WHAT IS BEING ASKED.
Your task is to extract every line from the material below exactly.

(Entries with figure data)
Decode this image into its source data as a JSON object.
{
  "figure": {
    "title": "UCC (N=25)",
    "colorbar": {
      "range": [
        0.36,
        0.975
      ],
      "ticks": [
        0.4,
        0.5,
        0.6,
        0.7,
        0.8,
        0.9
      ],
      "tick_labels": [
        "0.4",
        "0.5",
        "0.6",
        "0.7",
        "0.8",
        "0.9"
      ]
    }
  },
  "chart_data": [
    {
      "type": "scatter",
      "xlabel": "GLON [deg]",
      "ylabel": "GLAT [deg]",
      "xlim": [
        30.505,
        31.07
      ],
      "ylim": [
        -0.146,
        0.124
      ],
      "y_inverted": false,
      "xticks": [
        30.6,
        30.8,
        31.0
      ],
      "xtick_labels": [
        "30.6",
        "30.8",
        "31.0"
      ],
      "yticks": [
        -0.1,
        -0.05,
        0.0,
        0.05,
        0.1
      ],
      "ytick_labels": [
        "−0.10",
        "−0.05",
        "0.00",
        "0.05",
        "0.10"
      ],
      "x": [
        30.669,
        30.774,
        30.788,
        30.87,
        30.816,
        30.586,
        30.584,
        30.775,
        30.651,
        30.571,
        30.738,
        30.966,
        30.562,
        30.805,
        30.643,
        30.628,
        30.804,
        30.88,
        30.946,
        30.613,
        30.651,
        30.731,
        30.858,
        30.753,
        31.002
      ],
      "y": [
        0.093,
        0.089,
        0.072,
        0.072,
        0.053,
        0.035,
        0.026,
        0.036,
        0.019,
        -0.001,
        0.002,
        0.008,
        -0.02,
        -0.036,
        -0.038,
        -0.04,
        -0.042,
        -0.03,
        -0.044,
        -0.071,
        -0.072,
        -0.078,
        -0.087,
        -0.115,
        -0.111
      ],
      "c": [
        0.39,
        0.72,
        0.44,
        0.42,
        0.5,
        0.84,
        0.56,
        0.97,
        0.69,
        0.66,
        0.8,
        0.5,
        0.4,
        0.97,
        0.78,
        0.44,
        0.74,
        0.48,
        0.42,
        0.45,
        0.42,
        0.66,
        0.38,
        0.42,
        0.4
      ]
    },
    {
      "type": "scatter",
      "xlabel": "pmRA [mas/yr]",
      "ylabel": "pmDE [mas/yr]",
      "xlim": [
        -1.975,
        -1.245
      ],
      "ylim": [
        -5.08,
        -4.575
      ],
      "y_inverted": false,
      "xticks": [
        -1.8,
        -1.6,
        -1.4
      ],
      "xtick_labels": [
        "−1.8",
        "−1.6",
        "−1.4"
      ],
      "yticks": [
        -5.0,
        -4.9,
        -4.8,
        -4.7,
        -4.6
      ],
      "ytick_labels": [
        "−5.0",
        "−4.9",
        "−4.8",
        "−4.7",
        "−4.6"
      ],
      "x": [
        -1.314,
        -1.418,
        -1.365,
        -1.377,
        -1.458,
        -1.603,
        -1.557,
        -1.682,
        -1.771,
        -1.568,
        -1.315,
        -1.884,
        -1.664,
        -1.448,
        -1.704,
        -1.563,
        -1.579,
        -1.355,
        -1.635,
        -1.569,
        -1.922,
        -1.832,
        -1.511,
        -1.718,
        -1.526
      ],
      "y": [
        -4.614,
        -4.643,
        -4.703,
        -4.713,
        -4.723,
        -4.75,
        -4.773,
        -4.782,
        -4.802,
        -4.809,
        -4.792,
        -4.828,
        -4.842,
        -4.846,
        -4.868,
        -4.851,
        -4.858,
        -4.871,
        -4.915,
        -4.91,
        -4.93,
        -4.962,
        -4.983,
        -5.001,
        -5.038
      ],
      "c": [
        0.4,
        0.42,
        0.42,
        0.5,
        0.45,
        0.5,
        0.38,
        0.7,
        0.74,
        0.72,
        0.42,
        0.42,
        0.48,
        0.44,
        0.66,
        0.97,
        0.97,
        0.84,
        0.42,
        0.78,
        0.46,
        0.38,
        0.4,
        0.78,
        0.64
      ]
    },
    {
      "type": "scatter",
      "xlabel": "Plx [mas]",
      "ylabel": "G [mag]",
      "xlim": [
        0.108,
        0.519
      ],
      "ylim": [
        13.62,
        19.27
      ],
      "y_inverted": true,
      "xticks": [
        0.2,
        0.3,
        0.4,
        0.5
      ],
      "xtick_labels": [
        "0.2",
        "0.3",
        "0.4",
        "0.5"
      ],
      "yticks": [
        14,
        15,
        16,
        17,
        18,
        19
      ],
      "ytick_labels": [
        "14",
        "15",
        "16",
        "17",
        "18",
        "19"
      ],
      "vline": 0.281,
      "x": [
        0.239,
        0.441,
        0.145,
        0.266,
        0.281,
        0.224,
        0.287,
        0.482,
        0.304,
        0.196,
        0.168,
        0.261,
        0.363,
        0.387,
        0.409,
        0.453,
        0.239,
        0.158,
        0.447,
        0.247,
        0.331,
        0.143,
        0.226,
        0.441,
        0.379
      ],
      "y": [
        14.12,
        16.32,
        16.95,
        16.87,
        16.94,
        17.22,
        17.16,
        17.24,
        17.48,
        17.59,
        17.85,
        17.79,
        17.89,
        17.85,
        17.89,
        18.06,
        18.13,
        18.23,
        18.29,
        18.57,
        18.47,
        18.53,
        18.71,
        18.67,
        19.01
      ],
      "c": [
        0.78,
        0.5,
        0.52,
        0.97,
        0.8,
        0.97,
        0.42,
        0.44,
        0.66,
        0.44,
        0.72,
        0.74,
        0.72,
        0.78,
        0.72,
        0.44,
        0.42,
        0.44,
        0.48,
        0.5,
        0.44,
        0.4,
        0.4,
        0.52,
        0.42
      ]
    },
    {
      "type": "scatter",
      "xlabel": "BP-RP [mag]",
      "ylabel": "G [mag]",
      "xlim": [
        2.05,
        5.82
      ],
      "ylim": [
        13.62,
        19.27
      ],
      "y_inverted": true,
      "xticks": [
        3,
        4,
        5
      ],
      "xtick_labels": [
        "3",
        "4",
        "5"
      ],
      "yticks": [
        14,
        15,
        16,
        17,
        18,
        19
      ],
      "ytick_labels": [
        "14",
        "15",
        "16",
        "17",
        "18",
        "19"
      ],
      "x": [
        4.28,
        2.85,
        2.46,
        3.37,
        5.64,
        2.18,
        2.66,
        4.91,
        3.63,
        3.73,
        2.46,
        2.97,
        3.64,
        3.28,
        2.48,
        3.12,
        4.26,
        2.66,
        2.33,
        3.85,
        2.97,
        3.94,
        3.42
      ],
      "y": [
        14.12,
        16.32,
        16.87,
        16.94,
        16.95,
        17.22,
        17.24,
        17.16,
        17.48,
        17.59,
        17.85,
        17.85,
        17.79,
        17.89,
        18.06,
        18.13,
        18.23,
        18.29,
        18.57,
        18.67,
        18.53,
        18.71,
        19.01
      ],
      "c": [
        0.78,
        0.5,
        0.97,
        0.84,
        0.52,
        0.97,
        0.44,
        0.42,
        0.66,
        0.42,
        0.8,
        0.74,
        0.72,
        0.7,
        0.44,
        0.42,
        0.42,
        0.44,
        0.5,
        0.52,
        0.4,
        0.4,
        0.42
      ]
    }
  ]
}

EXERCISE SOLUTION.
Decode this image into its source data as a JSON object.
{
  "figure": {
    "title": "UCC (N=25)",
    "colorbar": {
      "range": [
        0.36,
        0.975
      ],
      "ticks": [
        0.4,
        0.5,
        0.6,
        0.7,
        0.8,
        0.9
      ],
      "tick_labels": [
        "0.4",
        "0.5",
        "0.6",
        "0.7",
        "0.8",
        "0.9"
      ]
    }
  },
  "chart_data": [
    {
      "type": "scatter",
      "xlabel": "GLON [deg]",
      "ylabel": "GLAT [deg]",
      "xlim": [
        30.505,
        31.07
      ],
      "ylim": [
        -0.146,
        0.124
      ],
      "y_inverted": false,
      "xticks": [
        30.6,
        30.8,
        31.0
      ],
      "xtick_labels": [
        "30.6",
        "30.8",
        "31.0"
      ],
      "yticks": [
        -0.1,
        -0.05,
        0.0,
        0.05,
        0.1
      ],
      "ytick_labels": [
        "−0.10",
        "−0.05",
        "0.00",
        "0.05",
        "0.10"
      ],
      "x": [
        30.669,
        30.774,
        30.788,
        30.87,
        30.816,
        30.586,
        30.584,
        30.775,
        30.651,
        30.571,
        30.738,
        30.966,
        30.562,
        30.805,
        30.643,
        30.628,
        30.804,
        30.88,
        30.946,
        30.613,
        30.651,
        30.731,
        30.858,
        30.753,
        31.002
      ],
      "y": [
        0.093,
        0.089,
        0.072,
        0.072,
        0.053,
        0.035,
        0.026,
        0.036,
        0.019,
        -0.001,
        0.002,
        0.008,
        -0.02,
        -0.036,
        -0.038,
        -0.04,
        -0.042,
        -0.03,
        -0.044,
        -0.071,
        -0.072,
        -0.078,
        -0.087,
        -0.115,
        -0.111
      ],
      "c": [
        0.39,
        0.72,
        0.44,
        0.42,
        0.5,
        0.84,
        0.56,
        0.97,
        0.69,
        0.66,
        0.8,
        0.5,
        0.4,
        0.97,
        0.78,
        0.44,
        0.74,
        0.48,
        0.42,
        0.45,
        0.42,
        0.66,
        0.38,
        0.42,
        0.4
      ]
    },
    {
      "type": "scatter",
      "xlabel": "pmRA [mas/yr]",
      "ylabel": "pmDE [mas/yr]",
      "xlim": [
        -1.975,
        -1.245
      ],
      "ylim": [
        -5.08,
        -4.575
      ],
      "y_inverted": false,
      "xticks": [
        -1.8,
        -1.6,
        -1.4
      ],
      "xtick_labels": [
        "−1.8",
        "−1.6",
        "−1.4"
      ],
      "yticks": [
        -5.0,
        -4.9,
        -4.8,
        -4.7,
        -4.6
      ],
      "ytick_labels": [
        "−5.0",
        "−4.9",
        "−4.8",
        "−4.7",
        "−4.6"
      ],
      "x": [
        -1.314,
        -1.418,
        -1.365,
        -1.377,
        -1.458,
        -1.603,
        -1.557,
        -1.682,
        -1.771,
        -1.568,
        -1.315,
        -1.884,
        -1.664,
        -1.448,
        -1.704,
        -1.563,
        -1.579,
        -1.355,
        -1.635,
        -1.569,
        -1.922,
        -1.832,
        -1.511,
        -1.718,
        -1.526
      ],
      "y": [
        -4.614,
        -4.643,
        -4.703,
        -4.713,
        -4.723,
        -4.75,
        -4.773,
        -4.782,
        -4.802,
        -4.809,
        -4.792,
        -4.828,
        -4.842,
        -4.846,
        -4.868,
        -4.851,
        -4.858,
        -4.871,
        -4.915,
        -4.91,
        -4.93,
        -4.962,
        -4.983,
        -5.001,
        -5.038
      ],
      "c": [
        0.4,
        0.42,
        0.42,
        0.5,
        0.45,
        0.5,
        0.38,
        0.7,
        0.74,
        0.72,
        0.42,
        0.42,
        0.48,
        0.44,
        0.66,
        0.97,
        0.97,
        0.84,
        0.42,
        0.78,
        0.46,
        0.38,
        0.4,
        0.78,
        0.64
      ]
    },
    {
      "type": "scatter",
      "xlabel": "Plx [mas]",
      "ylabel": "G [mag]",
      "xlim": [
        0.108,
        0.519
      ],
      "ylim": [
        13.62,
        19.27
      ],
      "y_inverted": true,
      "xticks": [
        0.2,
        0.3,
        0.4,
        0.5
      ],
      "xtick_labels": [
        "0.2",
        "0.3",
        "0.4",
        "0.5"
      ],
      "yticks": [
        14,
        15,
        16,
        17,
        18,
        19
      ],
      "ytick_labels": [
        "14",
        "15",
        "16",
        "17",
        "18",
        "19"
      ],
      "vline": 0.281,
      "x": [
        0.239,
        0.441,
        0.145,
        0.266,
        0.281,
        0.224,
        0.287,
        0.482,
        0.304,
        0.196,
        0.168,
        0.261,
        0.363,
        0.387,
        0.409,
        0.453,
        0.239,
        0.158,
        0.447,
        0.247,
        0.331,
        0.143,
        0.226,
        0.441,
        0.379
      ],
      "y": [
        14.12,
        16.32,
        16.95,
        16.87,
        16.94,
        17.22,
        17.16,
        17.24,
        17.48,
        17.59,
        17.85,
        17.79,
        17.89,
        17.85,
        17.89,
        18.06,
        18.13,
        18.23,
        18.29,
        18.57,
        18.47,
        18.53,
        18.71,
        18.67,
        19.01
      ],
      "c": [
        0.78,
        0.5,
        0.52,
        0.97,
        0.8,
        0.97,
        0.42,
        0.44,
        0.66,
        0.44,
        0.72,
        0.74,
        0.72,
        0.78,
        0.72,
        0.44,
        0.42,
        0.44,
        0.48,
        0.5,
        0.44,
        0.4,
        0.4,
        0.52,
        0.42
      ]
    },
    {
      "type": "scatter",
      "xlabel": "BP-RP [mag]",
      "ylabel": "G [mag]",
      "xlim": [
        2.05,
        5.82
      ],
      "ylim": [
        13.62,
        19.27
      ],
      "y_inverted": true,
      "xticks": [
        3,
        4,
        5
      ],
      "xtick_labels": [
        "3",
        "4",
        "5"
      ],
      "yticks": [
        14,
        15,
        16,
        17,
        18,
        19
      ],
      "ytick_labels": [
        "14",
        "15",
        "16",
        "17",
        "18",
        "19"
      ],
      "x": [
        4.28,
        2.85,
        2.46,
        3.37,
        5.64,
        2.18,
        2.66,
        4.91,
        3.63,
        3.73,
        2.46,
        2.97,
        3.64,
        3.28,
        2.48,
        3.12,
        4.26,
        2.66,
        2.33,
        3.85,
        2.97,
        3.94,
        3.42
      ],
      "y": [
        14.12,
        16.32,
        16.87,
        16.94,
        16.95,
        17.22,
        17.24,
        17.16,
        17.48,
        17.59,
        17.85,
        17.85,
        17.79,
        17.89,
        18.06,
        18.13,
        18.23,
        18.29,
        18.57,
        18.67,
        18.53,
        18.71,
        19.01
      ],
      "c": [
        0.78,
        0.5,
        0.97,
        0.84,
        0.52,
        0.97,
        0.44,
        0.42,
        0.66,
        0.42,
        0.8,
        0.74,
        0.72,
        0.7,
        0.44,
        0.42,
        0.42,
        0.44,
        0.5,
        0.52,
        0.4,
        0.4,
        0.42
      ]
    }
  ]
}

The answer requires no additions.